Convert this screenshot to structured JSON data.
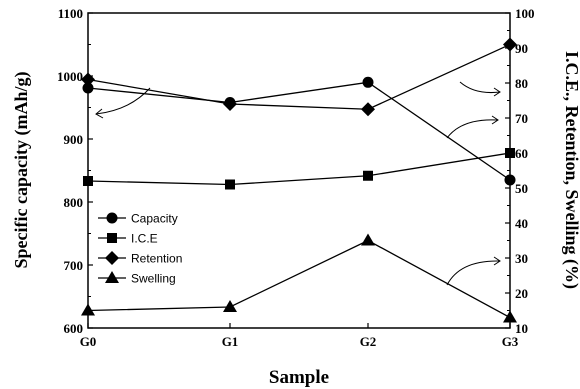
{
  "chart_data": {
    "type": "line",
    "categories": [
      "G0",
      "G1",
      "G2",
      "G3"
    ],
    "xlabel": "Sample",
    "ylabel_left": "Specific capacity (mAh/g)",
    "ylabel_right": "I.C.E., Retention, Swelling (%)",
    "ylim_left": [
      600,
      1100
    ],
    "ylim_right": [
      10,
      100
    ],
    "left_ticks": [
      "600",
      "700",
      "800",
      "900",
      "1000",
      "1100"
    ],
    "right_ticks": [
      "10",
      "20",
      "30",
      "40",
      "50",
      "60",
      "70",
      "80",
      "90",
      "100"
    ],
    "grid": false,
    "legend_position": "lower-left",
    "series": [
      {
        "name": "Capacity",
        "axis": "left",
        "marker": "circle",
        "values": [
          981,
          958,
          990,
          835
        ]
      },
      {
        "name": "I.C.E",
        "axis": "right",
        "marker": "square",
        "values": [
          52,
          51,
          53.5,
          60
        ]
      },
      {
        "name": "Retention",
        "axis": "right",
        "marker": "diamond",
        "values": [
          81,
          74,
          72.5,
          91
        ]
      },
      {
        "name": "Swelling",
        "axis": "right",
        "marker": "triangle",
        "values": [
          15,
          16,
          35,
          13
        ]
      }
    ]
  }
}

** TASK STATEMENT **
Leaving aside the images, write out the entries above word for word.

** COMPLETE ANSWER **
Convert this screenshot to structured JSON data.
{
  "chart_data": {
    "type": "line",
    "categories": [
      "G0",
      "G1",
      "G2",
      "G3"
    ],
    "xlabel": "Sample",
    "ylabel_left": "Specific capacity (mAh/g)",
    "ylabel_right": "I.C.E., Retention, Swelling (%)",
    "ylim_left": [
      600,
      1100
    ],
    "ylim_right": [
      10,
      100
    ],
    "left_ticks": [
      "600",
      "700",
      "800",
      "900",
      "1000",
      "1100"
    ],
    "right_ticks": [
      "10",
      "20",
      "30",
      "40",
      "50",
      "60",
      "70",
      "80",
      "90",
      "100"
    ],
    "grid": false,
    "legend_position": "lower-left",
    "series": [
      {
        "name": "Capacity",
        "axis": "left",
        "marker": "circle",
        "values": [
          981,
          958,
          990,
          835
        ]
      },
      {
        "name": "I.C.E",
        "axis": "right",
        "marker": "square",
        "values": [
          52,
          51,
          53.5,
          60
        ]
      },
      {
        "name": "Retention",
        "axis": "right",
        "marker": "diamond",
        "values": [
          81,
          74,
          72.5,
          91
        ]
      },
      {
        "name": "Swelling",
        "axis": "right",
        "marker": "triangle",
        "values": [
          15,
          16,
          35,
          13
        ]
      }
    ]
  }
}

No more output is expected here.